== WHAT IS ASKED ==
Make an exact copy of all the entries, with the pictures left out.

== ITEMS ==
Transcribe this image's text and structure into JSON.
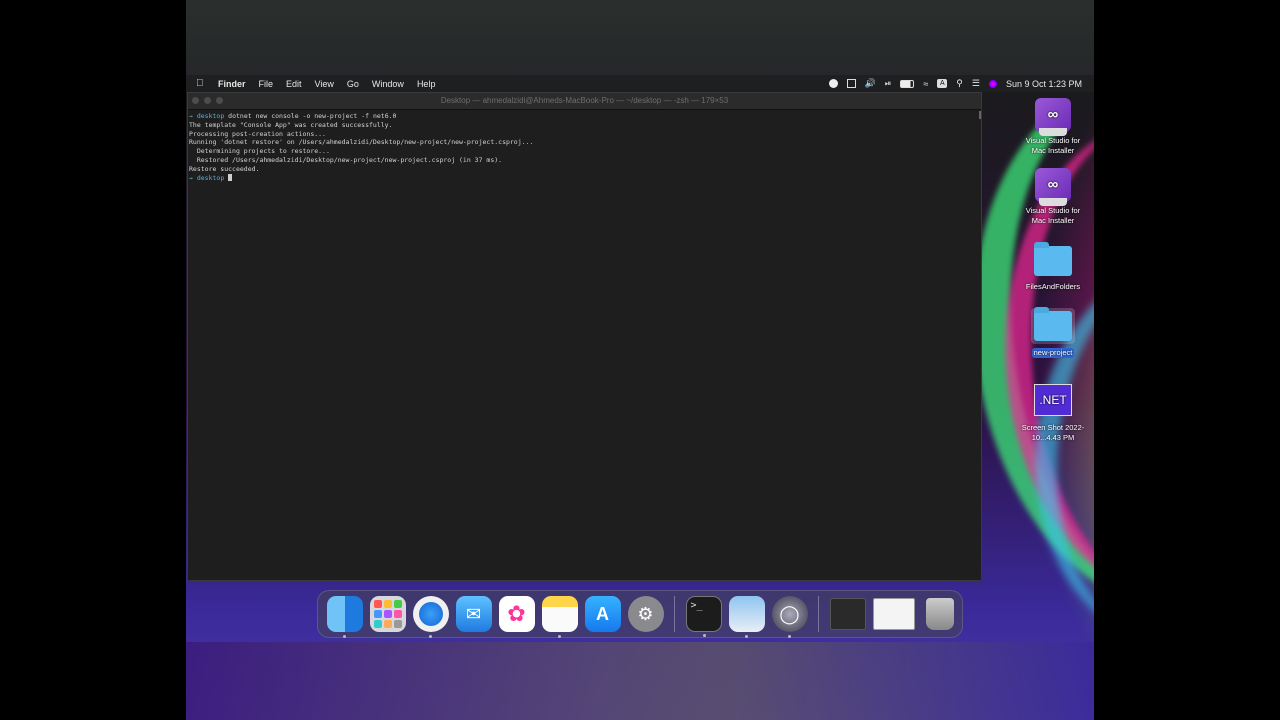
{
  "menubar": {
    "app_name": "Finder",
    "menus": [
      "File",
      "Edit",
      "View",
      "Go",
      "Window",
      "Help"
    ],
    "clock": "Sun 9 Oct  1:23 PM",
    "status_icons": [
      "screen-record-icon",
      "control-grid-icon",
      "volume-icon",
      "play-icon",
      "battery-icon",
      "wifi-icon",
      "input-source-icon",
      "search-icon",
      "control-center-icon",
      "siri-icon"
    ]
  },
  "terminal": {
    "title": "Desktop — ahmedalzidi@Ahmeds-MacBook-Pro — ~/desktop — -zsh — 179×53",
    "lines": [
      {
        "prompt": true,
        "dir": "desktop",
        "text": "dotnet new console -o new-project -f net6.0"
      },
      {
        "prompt": false,
        "text": "The template \"Console App\" was created successfully."
      },
      {
        "prompt": false,
        "text": ""
      },
      {
        "prompt": false,
        "text": "Processing post-creation actions..."
      },
      {
        "prompt": false,
        "text": "Running 'dotnet restore' on /Users/ahmedalzidi/Desktop/new-project/new-project.csproj..."
      },
      {
        "prompt": false,
        "text": "  Determining projects to restore..."
      },
      {
        "prompt": false,
        "text": "  Restored /Users/ahmedalzidi/Desktop/new-project/new-project.csproj (in 37 ms)."
      },
      {
        "prompt": false,
        "text": "Restore succeeded."
      },
      {
        "prompt": false,
        "text": ""
      }
    ],
    "current_prompt": {
      "arrow": "→",
      "dir": "desktop"
    }
  },
  "desktop_icons": [
    {
      "name": "vs-installer-1",
      "label": "Visual Studio for Mac Installer",
      "kind": "vs"
    },
    {
      "name": "vs-installer-2",
      "label": "Visual Studio for Mac Installer",
      "kind": "vs"
    },
    {
      "name": "files-and-folders",
      "label": "FilesAndFolders",
      "kind": "folder"
    },
    {
      "name": "new-project",
      "label": "new-project",
      "kind": "folder",
      "selected": true
    },
    {
      "name": "screen-shot",
      "label": "Screen Shot 2022-10...4.43 PM",
      "kind": "net",
      "badge": ".NET"
    }
  ],
  "dock": {
    "apps": [
      "Finder",
      "Launchpad",
      "Safari",
      "Mail",
      "Photos",
      "Notes",
      "App Store",
      "System Preferences",
      "Terminal",
      "Preview",
      "QuickTime Player",
      "Terminal window",
      "Finder window",
      "Trash"
    ],
    "terminal_glyph": ">_"
  },
  "colors": {
    "terminal_bg": "#1e1e1e",
    "prompt_arrow": "#4ec9b0",
    "prompt_dir": "#5fafd7",
    "selection": "#2f64d2",
    "dotnet_purple": "#512bd4"
  }
}
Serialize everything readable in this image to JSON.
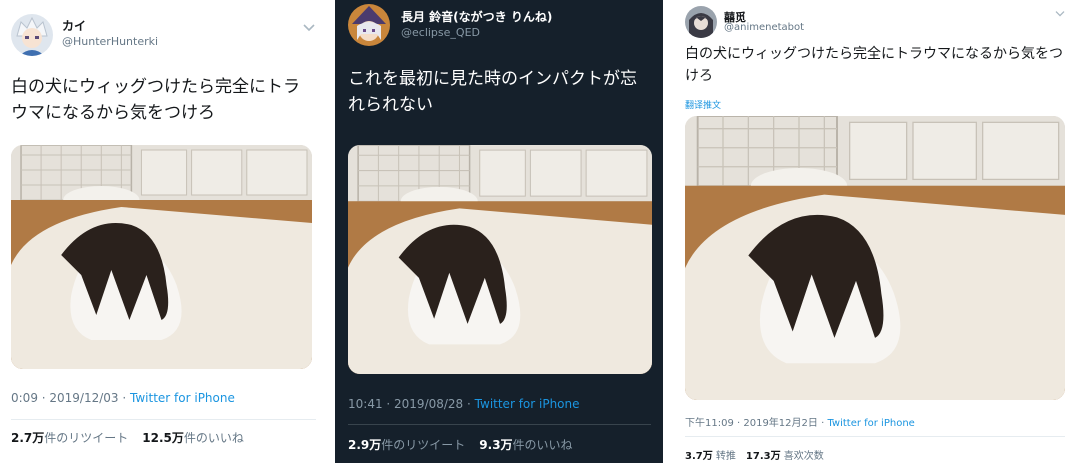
{
  "colors": {
    "link": "#1b95e0",
    "dark_background": "#15202b",
    "light_text": "#14171a",
    "dark_text": "#ffffff",
    "muted_light": "#657786",
    "muted_dark": "#8899a6"
  },
  "tweets": [
    {
      "display_name": "カイ",
      "handle": "@HunterHunterki",
      "avatar_icon": "avatar-white-hair-character",
      "text": "白の犬にウィッグつけたら完全にトラウマになるから気をつけろ",
      "time": "0:09 · 2019/12/03",
      "source": "Twitter for iPhone",
      "retweets": {
        "count": "2.7万",
        "label": "件のリツイート"
      },
      "likes": {
        "count": "12.5万",
        "label": "件のいいね"
      },
      "image_alt": "長い黒髪のウィッグを付けた白い犬"
    },
    {
      "display_name": "長月 鈴音(ながつき りんね)",
      "handle": "@eclipse_QED",
      "avatar_icon": "avatar-witch-hat-character",
      "text": "これを最初に見た時のインパクトが忘れられない",
      "time": "10:41 · 2019/08/28",
      "source": "Twitter for iPhone",
      "retweets": {
        "count": "2.9万",
        "label": "件のリツイート"
      },
      "likes": {
        "count": "9.3万",
        "label": "件のいいね"
      },
      "image_alt": "長い黒髪のウィッグを付けた白い犬"
    },
    {
      "display_name": "囍觅",
      "handle": "@animenetabot",
      "avatar_icon": "avatar-dark-hair-character",
      "text": "白の犬にウィッグつけたら完全にトラウマになるから気をつけろ",
      "translate": "翻译推文",
      "time": "下午11:09 · 2019年12月2日",
      "source": "Twitter for iPhone",
      "retweets": {
        "count": "3.7万",
        "label": "转推"
      },
      "likes": {
        "count": "17.3万",
        "label": "喜欢次数"
      },
      "image_alt": "长黑假发的白狗"
    }
  ]
}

== SOLUTION FOR THIS PROBLEM ==
Transcribe this image's text and structure into JSON.
{
  "menubar": {
    "app_name": "Finder",
    "menus": [
      "File",
      "Edit",
      "View",
      "Go",
      "Window",
      "Help"
    ],
    "clock": "Sun 9 Oct  1:23 PM",
    "status_icons": [
      "screen-record-icon",
      "control-grid-icon",
      "volume-icon",
      "play-icon",
      "battery-icon",
      "wifi-icon",
      "input-source-icon",
      "search-icon",
      "control-center-icon",
      "siri-icon"
    ]
  },
  "terminal": {
    "title": "Desktop — ahmedalzidi@Ahmeds-MacBook-Pro — ~/desktop — -zsh — 179×53",
    "lines": [
      {
        "prompt": true,
        "dir": "desktop",
        "text": "dotnet new console -o new-project -f net6.0"
      },
      {
        "prompt": false,
        "text": "The template \"Console App\" was created successfully."
      },
      {
        "prompt": false,
        "text": ""
      },
      {
        "prompt": false,
        "text": "Processing post-creation actions..."
      },
      {
        "prompt": false,
        "text": "Running 'dotnet restore' on /Users/ahmedalzidi/Desktop/new-project/new-project.csproj..."
      },
      {
        "prompt": false,
        "text": "  Determining projects to restore..."
      },
      {
        "prompt": false,
        "text": "  Restored /Users/ahmedalzidi/Desktop/new-project/new-project.csproj (in 37 ms)."
      },
      {
        "prompt": false,
        "text": "Restore succeeded."
      },
      {
        "prompt": false,
        "text": ""
      }
    ],
    "current_prompt": {
      "arrow": "→",
      "dir": "desktop"
    }
  },
  "desktop_icons": [
    {
      "name": "vs-installer-1",
      "label": "Visual Studio for Mac Installer",
      "kind": "vs"
    },
    {
      "name": "vs-installer-2",
      "label": "Visual Studio for Mac Installer",
      "kind": "vs"
    },
    {
      "name": "files-and-folders",
      "label": "FilesAndFolders",
      "kind": "folder"
    },
    {
      "name": "new-project",
      "label": "new-project",
      "kind": "folder",
      "selected": true
    },
    {
      "name": "screen-shot",
      "label": "Screen Shot 2022-10...4.43 PM",
      "kind": "net",
      "badge": ".NET"
    }
  ],
  "dock": {
    "apps": [
      "Finder",
      "Launchpad",
      "Safari",
      "Mail",
      "Photos",
      "Notes",
      "App Store",
      "System Preferences",
      "Terminal",
      "Preview",
      "QuickTime Player",
      "Terminal window",
      "Finder window",
      "Trash"
    ],
    "terminal_glyph": ">_"
  },
  "colors": {
    "terminal_bg": "#1e1e1e",
    "prompt_arrow": "#4ec9b0",
    "prompt_dir": "#5fafd7",
    "selection": "#2f64d2",
    "dotnet_purple": "#512bd4"
  }
}
Serialize everything readable in this image to JSON.
{
  "colors": {
    "link": "#1b95e0",
    "dark_background": "#15202b",
    "light_text": "#14171a",
    "dark_text": "#ffffff",
    "muted_light": "#657786",
    "muted_dark": "#8899a6"
  },
  "tweets": [
    {
      "display_name": "カイ",
      "handle": "@HunterHunterki",
      "avatar_icon": "avatar-white-hair-character",
      "text": "白の犬にウィッグつけたら完全にトラウマになるから気をつけろ",
      "time": "0:09 · 2019/12/03",
      "source": "Twitter for iPhone",
      "retweets": {
        "count": "2.7万",
        "label": "件のリツイート"
      },
      "likes": {
        "count": "12.5万",
        "label": "件のいいね"
      },
      "image_alt": "長い黒髪のウィッグを付けた白い犬"
    },
    {
      "display_name": "長月 鈴音(ながつき りんね)",
      "handle": "@eclipse_QED",
      "avatar_icon": "avatar-witch-hat-character",
      "text": "これを最初に見た時のインパクトが忘れられない",
      "time": "10:41 · 2019/08/28",
      "source": "Twitter for iPhone",
      "retweets": {
        "count": "2.9万",
        "label": "件のリツイート"
      },
      "likes": {
        "count": "9.3万",
        "label": "件のいいね"
      },
      "image_alt": "長い黒髪のウィッグを付けた白い犬"
    },
    {
      "display_name": "囍觅",
      "handle": "@animenetabot",
      "avatar_icon": "avatar-dark-hair-character",
      "text": "白の犬にウィッグつけたら完全にトラウマになるから気をつけろ",
      "translate": "翻译推文",
      "time": "下午11:09 · 2019年12月2日",
      "source": "Twitter for iPhone",
      "retweets": {
        "count": "3.7万",
        "label": "转推"
      },
      "likes": {
        "count": "17.3万",
        "label": "喜欢次数"
      },
      "image_alt": "长黑假发的白狗"
    }
  ]
}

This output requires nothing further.